--- Tasks for this exercise ---
[1] From the post about the number of walker paths, copy the passage that begins at the words "TL;DR: 2 paths" and stops after the words "4, and so on.".
[2] Using the post about the number of walker paths, decide whether each statement agrees with it, and support each yes or no by quoting the deciding words: (a) A featureSize of 10 produces 2 paths. (b) The author expects to beat justhalf's entry. (c) The test entry was built on Stretch Maniac's framework.

--- Source document ---
The best entries all seem to take the approach of generating 2 paths, and then cutting one off when the drunk nears the end of the path. I don't think I can beat justhalf's entry, but I couldn't help but wonder: Why 2 paths? Why not 3, or 5, or 20?

TL;DR: 2 paths seems to be optimal

So I did an experiment. Based on Stretch Maniac's framework, I wrote an entry to test various numbers of paths. You can tweak the featureSize parameter to vary the number of paths. A featureSize of 20 give 1 path, 10 gives 2 paths, 7 gives 3, 5 gives 4, and so on.

import java.util.ArrayList;
import java.util.BitSet;
import java.util.HashSet;
import java.util.LinkedHashSet;
import java.util.LinkedList;
import java.util.Objects;
import java.util.Queue;
import java.util.Set;
import java.util.concurrent.ThreadLocalRandom;

public class Walker {
    final int width,height;
    int x,y; //walker's position (does anyone else keep thinking about zombies?!?)

--- Data lines ---

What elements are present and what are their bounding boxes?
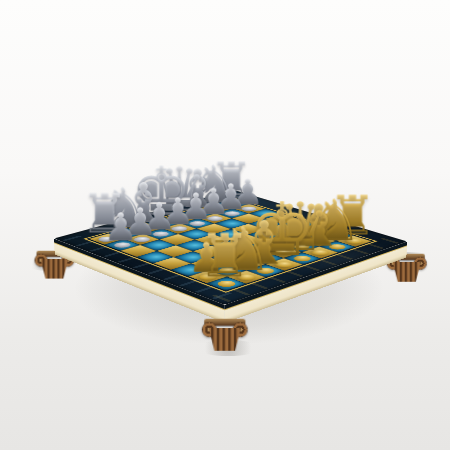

--- Task-by-task answers ---
[1]
TL;DR: 2 paths seems to be optimal

So I did an experiment. Based on Stretch Maniac's framework, I wrote an entry to test various numbers of paths. You can tweak the featureSize parameter to vary the number of paths. A featureSize of 20 give 1 path, 10 gives 2 paths, 7 gives 3, 5 gives 4, and so on.

[2]
(a) Yes: "10 gives 2 paths"
(b) No: "I don't think I can beat justhalf's entry"
(c) Yes: "Based on Stretch Maniac's framework"